## Data for this exercise
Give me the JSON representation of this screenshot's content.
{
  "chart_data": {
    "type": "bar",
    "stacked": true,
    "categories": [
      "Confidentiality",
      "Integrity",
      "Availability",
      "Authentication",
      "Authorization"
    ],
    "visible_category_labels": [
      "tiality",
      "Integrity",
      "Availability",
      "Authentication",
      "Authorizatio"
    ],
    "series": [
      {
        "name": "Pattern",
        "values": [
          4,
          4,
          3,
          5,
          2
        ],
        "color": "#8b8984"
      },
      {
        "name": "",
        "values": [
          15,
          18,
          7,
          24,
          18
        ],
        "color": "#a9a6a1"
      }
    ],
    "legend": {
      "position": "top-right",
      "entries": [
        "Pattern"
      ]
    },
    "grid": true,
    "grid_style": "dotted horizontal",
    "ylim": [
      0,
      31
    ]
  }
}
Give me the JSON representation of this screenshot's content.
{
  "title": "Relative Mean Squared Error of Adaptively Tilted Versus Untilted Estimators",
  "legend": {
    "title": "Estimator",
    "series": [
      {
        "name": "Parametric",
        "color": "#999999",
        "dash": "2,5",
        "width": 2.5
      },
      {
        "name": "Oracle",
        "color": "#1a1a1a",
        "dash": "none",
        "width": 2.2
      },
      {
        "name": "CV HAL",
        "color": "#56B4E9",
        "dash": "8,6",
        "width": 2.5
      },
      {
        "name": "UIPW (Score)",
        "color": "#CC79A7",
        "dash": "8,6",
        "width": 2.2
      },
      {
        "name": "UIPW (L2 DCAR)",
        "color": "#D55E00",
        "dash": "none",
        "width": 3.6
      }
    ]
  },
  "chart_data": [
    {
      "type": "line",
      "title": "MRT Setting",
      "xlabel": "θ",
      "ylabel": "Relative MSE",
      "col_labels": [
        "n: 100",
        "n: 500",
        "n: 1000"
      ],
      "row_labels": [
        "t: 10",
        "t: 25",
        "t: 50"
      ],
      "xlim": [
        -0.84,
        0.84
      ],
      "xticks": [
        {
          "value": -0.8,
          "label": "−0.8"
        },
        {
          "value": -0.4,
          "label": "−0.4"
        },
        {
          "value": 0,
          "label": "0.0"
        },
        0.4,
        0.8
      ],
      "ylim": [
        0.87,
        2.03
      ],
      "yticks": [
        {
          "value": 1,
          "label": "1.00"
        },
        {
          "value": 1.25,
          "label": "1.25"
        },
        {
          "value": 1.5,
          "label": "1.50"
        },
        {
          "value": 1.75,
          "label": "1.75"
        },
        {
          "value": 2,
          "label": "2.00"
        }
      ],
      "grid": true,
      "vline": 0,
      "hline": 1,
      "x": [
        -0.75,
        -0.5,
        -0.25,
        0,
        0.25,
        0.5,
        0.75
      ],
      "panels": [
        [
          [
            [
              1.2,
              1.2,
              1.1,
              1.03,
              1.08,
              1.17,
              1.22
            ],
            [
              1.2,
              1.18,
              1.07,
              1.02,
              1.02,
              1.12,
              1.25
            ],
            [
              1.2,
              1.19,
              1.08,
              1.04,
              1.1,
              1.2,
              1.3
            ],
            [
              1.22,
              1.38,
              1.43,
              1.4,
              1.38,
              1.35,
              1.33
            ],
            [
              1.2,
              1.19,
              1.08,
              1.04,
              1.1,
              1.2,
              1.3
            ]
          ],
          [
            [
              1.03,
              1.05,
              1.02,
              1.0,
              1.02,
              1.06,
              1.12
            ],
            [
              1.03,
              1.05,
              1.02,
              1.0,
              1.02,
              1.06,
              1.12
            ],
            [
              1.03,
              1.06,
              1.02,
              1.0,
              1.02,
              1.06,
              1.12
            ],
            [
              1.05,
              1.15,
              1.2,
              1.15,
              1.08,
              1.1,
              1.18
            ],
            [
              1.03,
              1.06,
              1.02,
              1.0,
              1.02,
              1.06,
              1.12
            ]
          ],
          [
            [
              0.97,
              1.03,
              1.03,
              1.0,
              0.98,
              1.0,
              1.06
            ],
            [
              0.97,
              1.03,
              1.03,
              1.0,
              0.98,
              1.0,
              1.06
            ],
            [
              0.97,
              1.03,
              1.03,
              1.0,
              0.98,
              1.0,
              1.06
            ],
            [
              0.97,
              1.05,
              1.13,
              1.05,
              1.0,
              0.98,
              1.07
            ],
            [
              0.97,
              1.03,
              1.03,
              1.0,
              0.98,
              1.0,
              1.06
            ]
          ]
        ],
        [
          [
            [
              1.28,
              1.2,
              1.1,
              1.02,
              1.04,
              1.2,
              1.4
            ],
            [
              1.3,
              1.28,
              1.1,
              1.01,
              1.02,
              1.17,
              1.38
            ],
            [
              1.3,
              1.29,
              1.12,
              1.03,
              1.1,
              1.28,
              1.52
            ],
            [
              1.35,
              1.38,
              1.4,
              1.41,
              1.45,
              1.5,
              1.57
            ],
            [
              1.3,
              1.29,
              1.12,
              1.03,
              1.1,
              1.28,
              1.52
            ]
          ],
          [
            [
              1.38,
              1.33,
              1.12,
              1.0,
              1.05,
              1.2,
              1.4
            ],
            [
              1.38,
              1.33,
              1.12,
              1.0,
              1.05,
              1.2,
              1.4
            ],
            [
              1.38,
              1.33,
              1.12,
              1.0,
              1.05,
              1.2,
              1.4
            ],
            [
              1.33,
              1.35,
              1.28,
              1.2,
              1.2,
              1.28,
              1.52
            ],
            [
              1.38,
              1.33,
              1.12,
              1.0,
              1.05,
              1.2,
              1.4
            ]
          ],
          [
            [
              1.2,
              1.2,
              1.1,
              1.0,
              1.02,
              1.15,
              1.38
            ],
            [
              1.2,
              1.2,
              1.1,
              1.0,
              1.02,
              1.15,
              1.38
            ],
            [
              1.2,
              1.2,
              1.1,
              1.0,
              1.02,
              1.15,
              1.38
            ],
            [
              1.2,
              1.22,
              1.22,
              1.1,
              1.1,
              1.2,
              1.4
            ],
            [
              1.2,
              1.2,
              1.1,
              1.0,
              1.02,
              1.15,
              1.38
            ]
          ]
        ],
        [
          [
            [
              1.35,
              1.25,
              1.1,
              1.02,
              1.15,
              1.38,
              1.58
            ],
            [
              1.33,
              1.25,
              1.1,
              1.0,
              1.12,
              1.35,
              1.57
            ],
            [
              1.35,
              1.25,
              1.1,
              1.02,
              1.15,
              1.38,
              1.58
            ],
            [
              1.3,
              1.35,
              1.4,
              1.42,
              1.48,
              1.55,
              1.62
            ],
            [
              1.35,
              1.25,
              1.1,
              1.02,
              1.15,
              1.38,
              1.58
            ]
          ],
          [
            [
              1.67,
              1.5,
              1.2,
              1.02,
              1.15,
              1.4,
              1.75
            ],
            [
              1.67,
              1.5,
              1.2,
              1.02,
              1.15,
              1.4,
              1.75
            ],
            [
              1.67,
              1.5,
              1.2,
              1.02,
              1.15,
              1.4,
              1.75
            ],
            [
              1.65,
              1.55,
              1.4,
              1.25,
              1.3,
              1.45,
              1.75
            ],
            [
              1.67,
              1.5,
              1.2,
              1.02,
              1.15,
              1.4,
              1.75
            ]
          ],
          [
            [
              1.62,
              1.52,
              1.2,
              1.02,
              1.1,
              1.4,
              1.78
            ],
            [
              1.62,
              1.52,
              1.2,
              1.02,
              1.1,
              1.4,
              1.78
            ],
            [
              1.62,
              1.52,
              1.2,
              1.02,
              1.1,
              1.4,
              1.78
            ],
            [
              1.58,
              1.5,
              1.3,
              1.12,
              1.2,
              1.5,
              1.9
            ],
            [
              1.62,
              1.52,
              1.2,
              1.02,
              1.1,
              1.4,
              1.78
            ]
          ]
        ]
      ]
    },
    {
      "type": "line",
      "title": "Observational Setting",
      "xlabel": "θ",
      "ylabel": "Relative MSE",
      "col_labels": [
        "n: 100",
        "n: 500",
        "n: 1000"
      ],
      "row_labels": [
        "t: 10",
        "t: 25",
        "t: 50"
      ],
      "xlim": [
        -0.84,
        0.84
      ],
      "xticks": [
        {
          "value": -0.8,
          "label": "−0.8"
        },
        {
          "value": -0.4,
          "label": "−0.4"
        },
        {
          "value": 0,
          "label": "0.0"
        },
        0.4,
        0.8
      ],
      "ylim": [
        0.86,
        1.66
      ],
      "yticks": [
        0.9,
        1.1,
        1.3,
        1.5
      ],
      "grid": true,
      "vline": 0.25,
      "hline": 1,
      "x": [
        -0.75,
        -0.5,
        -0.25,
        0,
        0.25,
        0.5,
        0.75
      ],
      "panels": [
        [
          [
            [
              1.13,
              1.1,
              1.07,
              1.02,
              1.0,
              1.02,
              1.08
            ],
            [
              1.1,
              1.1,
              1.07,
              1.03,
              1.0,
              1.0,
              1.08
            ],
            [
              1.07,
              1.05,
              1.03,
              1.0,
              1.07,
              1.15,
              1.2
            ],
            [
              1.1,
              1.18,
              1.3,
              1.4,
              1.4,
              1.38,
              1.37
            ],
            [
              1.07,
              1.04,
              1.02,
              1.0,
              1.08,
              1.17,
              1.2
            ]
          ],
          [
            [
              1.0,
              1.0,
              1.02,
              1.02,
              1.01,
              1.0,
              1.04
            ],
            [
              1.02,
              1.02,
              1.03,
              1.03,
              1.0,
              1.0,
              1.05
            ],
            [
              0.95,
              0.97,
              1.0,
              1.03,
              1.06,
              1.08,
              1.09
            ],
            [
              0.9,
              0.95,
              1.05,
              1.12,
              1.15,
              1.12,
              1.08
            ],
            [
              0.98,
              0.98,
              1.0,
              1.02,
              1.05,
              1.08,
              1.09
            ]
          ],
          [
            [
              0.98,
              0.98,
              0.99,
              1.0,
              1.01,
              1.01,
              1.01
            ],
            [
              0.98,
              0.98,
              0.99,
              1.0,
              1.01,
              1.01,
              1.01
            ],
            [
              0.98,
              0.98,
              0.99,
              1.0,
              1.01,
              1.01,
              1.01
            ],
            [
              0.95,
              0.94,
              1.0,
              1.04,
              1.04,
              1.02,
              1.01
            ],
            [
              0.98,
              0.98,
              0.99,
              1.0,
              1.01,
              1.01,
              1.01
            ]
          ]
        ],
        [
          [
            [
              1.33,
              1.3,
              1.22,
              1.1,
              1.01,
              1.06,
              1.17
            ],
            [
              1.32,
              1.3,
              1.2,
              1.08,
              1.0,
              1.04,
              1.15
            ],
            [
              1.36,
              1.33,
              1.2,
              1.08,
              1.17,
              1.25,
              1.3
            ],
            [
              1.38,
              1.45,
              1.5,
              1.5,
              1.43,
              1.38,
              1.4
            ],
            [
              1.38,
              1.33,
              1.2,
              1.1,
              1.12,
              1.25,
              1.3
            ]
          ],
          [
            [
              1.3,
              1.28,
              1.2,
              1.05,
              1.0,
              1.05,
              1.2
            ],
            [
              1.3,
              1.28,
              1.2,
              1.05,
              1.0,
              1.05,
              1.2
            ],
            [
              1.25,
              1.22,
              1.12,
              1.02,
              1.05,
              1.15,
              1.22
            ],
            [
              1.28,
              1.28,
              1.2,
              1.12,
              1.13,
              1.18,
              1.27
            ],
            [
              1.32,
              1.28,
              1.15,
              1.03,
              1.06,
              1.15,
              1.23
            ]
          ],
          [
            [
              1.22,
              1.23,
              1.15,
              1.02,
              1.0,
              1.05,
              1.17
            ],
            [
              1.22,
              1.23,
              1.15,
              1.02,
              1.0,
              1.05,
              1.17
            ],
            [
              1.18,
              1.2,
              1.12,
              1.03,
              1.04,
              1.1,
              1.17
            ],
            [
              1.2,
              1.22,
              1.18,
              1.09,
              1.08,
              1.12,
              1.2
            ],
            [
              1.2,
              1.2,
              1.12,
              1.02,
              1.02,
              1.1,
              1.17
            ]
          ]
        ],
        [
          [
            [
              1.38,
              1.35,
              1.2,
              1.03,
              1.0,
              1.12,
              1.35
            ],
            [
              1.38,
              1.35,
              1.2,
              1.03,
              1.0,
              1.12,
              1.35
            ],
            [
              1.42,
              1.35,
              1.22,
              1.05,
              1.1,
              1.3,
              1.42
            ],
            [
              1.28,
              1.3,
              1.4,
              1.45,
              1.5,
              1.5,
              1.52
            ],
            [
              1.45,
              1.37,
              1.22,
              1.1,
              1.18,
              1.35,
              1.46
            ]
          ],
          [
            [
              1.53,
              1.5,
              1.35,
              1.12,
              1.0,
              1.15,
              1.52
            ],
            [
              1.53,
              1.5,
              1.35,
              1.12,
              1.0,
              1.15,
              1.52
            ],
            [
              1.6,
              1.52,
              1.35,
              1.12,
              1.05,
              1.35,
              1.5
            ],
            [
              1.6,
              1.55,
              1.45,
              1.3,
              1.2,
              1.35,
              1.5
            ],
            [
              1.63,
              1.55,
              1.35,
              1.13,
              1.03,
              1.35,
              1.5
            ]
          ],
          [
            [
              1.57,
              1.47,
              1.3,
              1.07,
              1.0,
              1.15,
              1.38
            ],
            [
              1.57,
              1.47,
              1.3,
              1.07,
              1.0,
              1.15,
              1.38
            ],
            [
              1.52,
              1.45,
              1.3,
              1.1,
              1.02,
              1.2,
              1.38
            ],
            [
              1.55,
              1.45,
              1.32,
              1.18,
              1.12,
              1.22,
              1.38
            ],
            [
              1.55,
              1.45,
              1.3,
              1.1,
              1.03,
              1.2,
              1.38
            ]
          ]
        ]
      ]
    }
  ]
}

---

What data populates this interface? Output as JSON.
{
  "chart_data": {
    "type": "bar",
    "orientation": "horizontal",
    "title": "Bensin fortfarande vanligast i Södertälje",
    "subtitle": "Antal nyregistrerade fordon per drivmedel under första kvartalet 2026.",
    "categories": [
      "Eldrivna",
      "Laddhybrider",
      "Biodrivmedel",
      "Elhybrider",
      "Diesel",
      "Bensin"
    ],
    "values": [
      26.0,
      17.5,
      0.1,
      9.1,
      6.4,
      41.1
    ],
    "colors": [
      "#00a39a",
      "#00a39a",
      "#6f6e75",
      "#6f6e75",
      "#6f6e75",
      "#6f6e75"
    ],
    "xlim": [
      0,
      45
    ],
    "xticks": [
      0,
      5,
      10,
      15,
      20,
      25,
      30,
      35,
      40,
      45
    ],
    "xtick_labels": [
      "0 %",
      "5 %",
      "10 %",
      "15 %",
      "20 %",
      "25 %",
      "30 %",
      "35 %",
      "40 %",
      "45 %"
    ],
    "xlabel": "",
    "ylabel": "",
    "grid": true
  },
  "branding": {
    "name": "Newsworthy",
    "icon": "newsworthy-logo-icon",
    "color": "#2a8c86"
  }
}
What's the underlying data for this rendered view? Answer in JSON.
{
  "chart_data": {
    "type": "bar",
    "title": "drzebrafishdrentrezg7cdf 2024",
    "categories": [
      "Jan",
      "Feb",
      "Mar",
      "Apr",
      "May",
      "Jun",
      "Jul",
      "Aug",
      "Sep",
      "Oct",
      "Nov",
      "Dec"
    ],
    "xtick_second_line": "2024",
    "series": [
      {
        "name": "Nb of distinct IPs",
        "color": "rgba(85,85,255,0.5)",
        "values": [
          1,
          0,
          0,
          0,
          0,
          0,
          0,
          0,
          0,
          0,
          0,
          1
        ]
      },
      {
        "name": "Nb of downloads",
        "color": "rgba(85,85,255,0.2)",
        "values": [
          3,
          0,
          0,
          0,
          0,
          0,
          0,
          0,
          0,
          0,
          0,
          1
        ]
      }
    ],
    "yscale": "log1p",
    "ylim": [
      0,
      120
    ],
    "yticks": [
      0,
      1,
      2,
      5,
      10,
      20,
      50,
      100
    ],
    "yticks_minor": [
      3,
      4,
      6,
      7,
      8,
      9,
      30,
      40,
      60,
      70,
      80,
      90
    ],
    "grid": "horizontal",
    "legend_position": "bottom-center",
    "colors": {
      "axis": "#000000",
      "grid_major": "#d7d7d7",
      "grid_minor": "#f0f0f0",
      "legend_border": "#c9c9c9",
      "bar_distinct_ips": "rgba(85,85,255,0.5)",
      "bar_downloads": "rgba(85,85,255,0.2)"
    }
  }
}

## The problem
Looking at the data above, show all lines where the word "horizontal" occurs.

## Result below
    "grid_style": "dotted horizontal",
    "orientation": "horizontal",
    "grid": "horizontal",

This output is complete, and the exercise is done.